§ Work to be completed
Copy out the complete listing, word for word.

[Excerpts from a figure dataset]
----------------------------------------
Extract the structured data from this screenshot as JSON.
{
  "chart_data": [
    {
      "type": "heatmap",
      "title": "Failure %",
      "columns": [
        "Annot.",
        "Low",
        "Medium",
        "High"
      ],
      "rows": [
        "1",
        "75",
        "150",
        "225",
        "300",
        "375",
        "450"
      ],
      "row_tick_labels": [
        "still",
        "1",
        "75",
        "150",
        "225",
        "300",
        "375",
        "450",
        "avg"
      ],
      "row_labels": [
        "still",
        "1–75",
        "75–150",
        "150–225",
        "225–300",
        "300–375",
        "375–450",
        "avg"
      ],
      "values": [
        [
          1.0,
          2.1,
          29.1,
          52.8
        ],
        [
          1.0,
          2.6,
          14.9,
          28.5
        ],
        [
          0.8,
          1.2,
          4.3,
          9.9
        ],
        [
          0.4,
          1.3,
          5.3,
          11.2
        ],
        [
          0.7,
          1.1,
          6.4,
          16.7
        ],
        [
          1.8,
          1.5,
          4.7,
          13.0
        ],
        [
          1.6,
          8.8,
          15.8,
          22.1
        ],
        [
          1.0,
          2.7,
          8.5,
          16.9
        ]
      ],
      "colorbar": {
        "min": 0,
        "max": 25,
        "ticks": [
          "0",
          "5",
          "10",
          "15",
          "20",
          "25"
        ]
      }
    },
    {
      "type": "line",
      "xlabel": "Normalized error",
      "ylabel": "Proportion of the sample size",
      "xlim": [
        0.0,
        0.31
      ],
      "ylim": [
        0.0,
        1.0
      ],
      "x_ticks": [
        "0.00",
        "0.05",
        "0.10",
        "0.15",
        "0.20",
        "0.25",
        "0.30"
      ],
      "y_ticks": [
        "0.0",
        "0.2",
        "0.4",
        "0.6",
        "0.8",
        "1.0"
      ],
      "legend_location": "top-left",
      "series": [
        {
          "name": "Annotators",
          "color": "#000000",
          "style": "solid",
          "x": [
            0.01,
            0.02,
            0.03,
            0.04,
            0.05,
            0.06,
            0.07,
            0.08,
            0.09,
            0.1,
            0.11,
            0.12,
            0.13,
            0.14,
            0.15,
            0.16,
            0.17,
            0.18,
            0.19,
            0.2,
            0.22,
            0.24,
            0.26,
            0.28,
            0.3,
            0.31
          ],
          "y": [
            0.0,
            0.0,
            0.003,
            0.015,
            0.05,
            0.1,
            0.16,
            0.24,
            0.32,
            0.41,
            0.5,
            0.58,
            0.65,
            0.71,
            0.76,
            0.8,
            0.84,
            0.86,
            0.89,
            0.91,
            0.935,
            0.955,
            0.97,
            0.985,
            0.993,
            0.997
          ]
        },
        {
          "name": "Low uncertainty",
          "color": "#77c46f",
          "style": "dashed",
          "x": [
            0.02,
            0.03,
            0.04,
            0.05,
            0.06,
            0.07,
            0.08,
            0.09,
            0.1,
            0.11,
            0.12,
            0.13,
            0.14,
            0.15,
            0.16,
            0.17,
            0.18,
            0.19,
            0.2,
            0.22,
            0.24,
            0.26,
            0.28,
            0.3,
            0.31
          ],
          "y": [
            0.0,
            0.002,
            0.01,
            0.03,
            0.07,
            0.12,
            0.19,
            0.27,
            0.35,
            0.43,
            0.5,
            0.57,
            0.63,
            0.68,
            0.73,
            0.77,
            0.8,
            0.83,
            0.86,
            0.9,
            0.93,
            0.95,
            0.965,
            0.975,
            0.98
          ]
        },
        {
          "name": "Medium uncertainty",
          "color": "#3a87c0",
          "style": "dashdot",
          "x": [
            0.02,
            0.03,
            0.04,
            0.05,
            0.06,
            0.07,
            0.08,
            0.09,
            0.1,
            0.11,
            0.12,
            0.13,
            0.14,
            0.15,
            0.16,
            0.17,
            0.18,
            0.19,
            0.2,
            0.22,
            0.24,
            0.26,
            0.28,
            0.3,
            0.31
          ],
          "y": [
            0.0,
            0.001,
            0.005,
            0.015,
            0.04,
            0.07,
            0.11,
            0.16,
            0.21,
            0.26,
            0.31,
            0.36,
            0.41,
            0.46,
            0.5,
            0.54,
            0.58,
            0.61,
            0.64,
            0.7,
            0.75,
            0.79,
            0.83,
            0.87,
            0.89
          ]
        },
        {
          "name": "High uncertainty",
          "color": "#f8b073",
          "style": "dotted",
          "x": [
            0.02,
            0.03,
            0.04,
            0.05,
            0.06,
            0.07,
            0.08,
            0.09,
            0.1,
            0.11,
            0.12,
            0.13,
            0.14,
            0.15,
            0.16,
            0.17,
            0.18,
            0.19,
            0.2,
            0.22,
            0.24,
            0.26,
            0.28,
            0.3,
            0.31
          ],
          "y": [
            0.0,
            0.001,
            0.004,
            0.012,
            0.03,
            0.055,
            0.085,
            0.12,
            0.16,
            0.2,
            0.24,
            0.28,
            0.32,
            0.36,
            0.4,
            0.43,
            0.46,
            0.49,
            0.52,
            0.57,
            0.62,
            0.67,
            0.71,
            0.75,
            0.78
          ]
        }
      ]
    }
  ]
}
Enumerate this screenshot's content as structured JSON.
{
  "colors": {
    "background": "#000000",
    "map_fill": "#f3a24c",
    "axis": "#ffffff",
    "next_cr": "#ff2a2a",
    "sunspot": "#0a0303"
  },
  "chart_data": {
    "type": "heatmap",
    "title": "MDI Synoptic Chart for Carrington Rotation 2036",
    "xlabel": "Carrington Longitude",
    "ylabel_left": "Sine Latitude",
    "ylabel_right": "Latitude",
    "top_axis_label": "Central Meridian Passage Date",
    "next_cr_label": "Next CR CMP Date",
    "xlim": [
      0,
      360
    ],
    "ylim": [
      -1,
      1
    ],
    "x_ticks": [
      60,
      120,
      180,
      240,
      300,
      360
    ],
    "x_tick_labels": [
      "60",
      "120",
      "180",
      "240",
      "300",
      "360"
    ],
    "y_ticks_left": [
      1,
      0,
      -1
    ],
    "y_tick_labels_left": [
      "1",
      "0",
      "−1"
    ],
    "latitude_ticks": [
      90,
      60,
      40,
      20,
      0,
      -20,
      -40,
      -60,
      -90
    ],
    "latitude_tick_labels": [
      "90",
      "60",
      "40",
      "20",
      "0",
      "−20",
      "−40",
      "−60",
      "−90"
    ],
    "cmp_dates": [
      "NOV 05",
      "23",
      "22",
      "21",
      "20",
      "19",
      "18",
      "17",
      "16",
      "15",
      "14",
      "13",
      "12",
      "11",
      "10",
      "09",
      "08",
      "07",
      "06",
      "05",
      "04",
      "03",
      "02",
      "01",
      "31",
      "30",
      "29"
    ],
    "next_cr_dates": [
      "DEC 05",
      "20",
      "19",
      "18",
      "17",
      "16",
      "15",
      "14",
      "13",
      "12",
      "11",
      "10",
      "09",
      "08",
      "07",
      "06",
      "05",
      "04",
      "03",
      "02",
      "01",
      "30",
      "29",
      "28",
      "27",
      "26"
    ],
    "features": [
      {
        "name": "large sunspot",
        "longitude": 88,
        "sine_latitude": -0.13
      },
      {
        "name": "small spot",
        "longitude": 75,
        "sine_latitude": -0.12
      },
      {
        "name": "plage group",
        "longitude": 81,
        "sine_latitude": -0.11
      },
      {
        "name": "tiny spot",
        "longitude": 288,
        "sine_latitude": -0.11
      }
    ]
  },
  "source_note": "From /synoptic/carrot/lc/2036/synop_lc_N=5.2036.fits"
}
----------------------------------------
§ Reply to the exercise
Extract the structured data from this screenshot as JSON.
{
  "chart_data": [
    {
      "type": "heatmap",
      "title": "Failure %",
      "columns": [
        "Annot.",
        "Low",
        "Medium",
        "High"
      ],
      "rows": [
        "1",
        "75",
        "150",
        "225",
        "300",
        "375",
        "450"
      ],
      "row_tick_labels": [
        "still",
        "1",
        "75",
        "150",
        "225",
        "300",
        "375",
        "450",
        "avg"
      ],
      "row_labels": [
        "still",
        "1–75",
        "75–150",
        "150–225",
        "225–300",
        "300–375",
        "375–450",
        "avg"
      ],
      "values": [
        [
          1.0,
          2.1,
          29.1,
          52.8
        ],
        [
          1.0,
          2.6,
          14.9,
          28.5
        ],
        [
          0.8,
          1.2,
          4.3,
          9.9
        ],
        [
          0.4,
          1.3,
          5.3,
          11.2
        ],
        [
          0.7,
          1.1,
          6.4,
          16.7
        ],
        [
          1.8,
          1.5,
          4.7,
          13.0
        ],
        [
          1.6,
          8.8,
          15.8,
          22.1
        ],
        [
          1.0,
          2.7,
          8.5,
          16.9
        ]
      ],
      "colorbar": {
        "min": 0,
        "max": 25,
        "ticks": [
          "0",
          "5",
          "10",
          "15",
          "20",
          "25"
        ]
      }
    },
    {
      "type": "line",
      "xlabel": "Normalized error",
      "ylabel": "Proportion of the sample size",
      "xlim": [
        0.0,
        0.31
      ],
      "ylim": [
        0.0,
        1.0
      ],
      "x_ticks": [
        "0.00",
        "0.05",
        "0.10",
        "0.15",
        "0.20",
        "0.25",
        "0.30"
      ],
      "y_ticks": [
        "0.0",
        "0.2",
        "0.4",
        "0.6",
        "0.8",
        "1.0"
      ],
      "legend_location": "top-left",
      "series": [
        {
          "name": "Annotators",
          "color": "#000000",
          "style": "solid",
          "x": [
            0.01,
            0.02,
            0.03,
            0.04,
            0.05,
            0.06,
            0.07,
            0.08,
            0.09,
            0.1,
            0.11,
            0.12,
            0.13,
            0.14,
            0.15,
            0.16,
            0.17,
            0.18,
            0.19,
            0.2,
            0.22,
            0.24,
            0.26,
            0.28,
            0.3,
            0.31
          ],
          "y": [
            0.0,
            0.0,
            0.003,
            0.015,
            0.05,
            0.1,
            0.16,
            0.24,
            0.32,
            0.41,
            0.5,
            0.58,
            0.65,
            0.71,
            0.76,
            0.8,
            0.84,
            0.86,
            0.89,
            0.91,
            0.935,
            0.955,
            0.97,
            0.985,
            0.993,
            0.997
          ]
        },
        {
          "name": "Low uncertainty",
          "color": "#77c46f",
          "style": "dashed",
          "x": [
            0.02,
            0.03,
            0.04,
            0.05,
            0.06,
            0.07,
            0.08,
            0.09,
            0.1,
            0.11,
            0.12,
            0.13,
            0.14,
            0.15,
            0.16,
            0.17,
            0.18,
            0.19,
            0.2,
            0.22,
            0.24,
            0.26,
            0.28,
            0.3,
            0.31
          ],
          "y": [
            0.0,
            0.002,
            0.01,
            0.03,
            0.07,
            0.12,
            0.19,
            0.27,
            0.35,
            0.43,
            0.5,
            0.57,
            0.63,
            0.68,
            0.73,
            0.77,
            0.8,
            0.83,
            0.86,
            0.9,
            0.93,
            0.95,
            0.965,
            0.975,
            0.98
          ]
        },
        {
          "name": "Medium uncertainty",
          "color": "#3a87c0",
          "style": "dashdot",
          "x": [
            0.02,
            0.03,
            0.04,
            0.05,
            0.06,
            0.07,
            0.08,
            0.09,
            0.1,
            0.11,
            0.12,
            0.13,
            0.14,
            0.15,
            0.16,
            0.17,
            0.18,
            0.19,
            0.2,
            0.22,
            0.24,
            0.26,
            0.28,
            0.3,
            0.31
          ],
          "y": [
            0.0,
            0.001,
            0.005,
            0.015,
            0.04,
            0.07,
            0.11,
            0.16,
            0.21,
            0.26,
            0.31,
            0.36,
            0.41,
            0.46,
            0.5,
            0.54,
            0.58,
            0.61,
            0.64,
            0.7,
            0.75,
            0.79,
            0.83,
            0.87,
            0.89
          ]
        },
        {
          "name": "High uncertainty",
          "color": "#f8b073",
          "style": "dotted",
          "x": [
            0.02,
            0.03,
            0.04,
            0.05,
            0.06,
            0.07,
            0.08,
            0.09,
            0.1,
            0.11,
            0.12,
            0.13,
            0.14,
            0.15,
            0.16,
            0.17,
            0.18,
            0.19,
            0.2,
            0.22,
            0.24,
            0.26,
            0.28,
            0.3,
            0.31
          ],
          "y": [
            0.0,
            0.001,
            0.004,
            0.012,
            0.03,
            0.055,
            0.085,
            0.12,
            0.16,
            0.2,
            0.24,
            0.28,
            0.32,
            0.36,
            0.4,
            0.43,
            0.46,
            0.49,
            0.52,
            0.57,
            0.62,
            0.67,
            0.71,
            0.75,
            0.78
          ]
        }
      ]
    }
  ]
}
Enumerate this screenshot's content as structured JSON.
{
  "colors": {
    "background": "#000000",
    "map_fill": "#f3a24c",
    "axis": "#ffffff",
    "next_cr": "#ff2a2a",
    "sunspot": "#0a0303"
  },
  "chart_data": {
    "type": "heatmap",
    "title": "MDI Synoptic Chart for Carrington Rotation 2036",
    "xlabel": "Carrington Longitude",
    "ylabel_left": "Sine Latitude",
    "ylabel_right": "Latitude",
    "top_axis_label": "Central Meridian Passage Date",
    "next_cr_label": "Next CR CMP Date",
    "xlim": [
      0,
      360
    ],
    "ylim": [
      -1,
      1
    ],
    "x_ticks": [
      60,
      120,
      180,
      240,
      300,
      360
    ],
    "x_tick_labels": [
      "60",
      "120",
      "180",
      "240",
      "300",
      "360"
    ],
    "y_ticks_left": [
      1,
      0,
      -1
    ],
    "y_tick_labels_left": [
      "1",
      "0",
      "−1"
    ],
    "latitude_ticks": [
      90,
      60,
      40,
      20,
      0,
      -20,
      -40,
      -60,
      -90
    ],
    "latitude_tick_labels": [
      "90",
      "60",
      "40",
      "20",
      "0",
      "−20",
      "−40",
      "−60",
      "−90"
    ],
    "cmp_dates": [
      "NOV 05",
      "23",
      "22",
      "21",
      "20",
      "19",
      "18",
      "17",
      "16",
      "15",
      "14",
      "13",
      "12",
      "11",
      "10",
      "09",
      "08",
      "07",
      "06",
      "05",
      "04",
      "03",
      "02",
      "01",
      "31",
      "30",
      "29"
    ],
    "next_cr_dates": [
      "DEC 05",
      "20",
      "19",
      "18",
      "17",
      "16",
      "15",
      "14",
      "13",
      "12",
      "11",
      "10",
      "09",
      "08",
      "07",
      "06",
      "05",
      "04",
      "03",
      "02",
      "01",
      "30",
      "29",
      "28",
      "27",
      "26"
    ],
    "features": [
      {
        "name": "large sunspot",
        "longitude": 88,
        "sine_latitude": -0.13
      },
      {
        "name": "small spot",
        "longitude": 75,
        "sine_latitude": -0.12
      },
      {
        "name": "plage group",
        "longitude": 81,
        "sine_latitude": -0.11
      },
      {
        "name": "tiny spot",
        "longitude": 288,
        "sine_latitude": -0.11
      }
    ]
  },
  "source_note": "From /synoptic/carrot/lc/2036/synop_lc_N=5.2036.fits"
}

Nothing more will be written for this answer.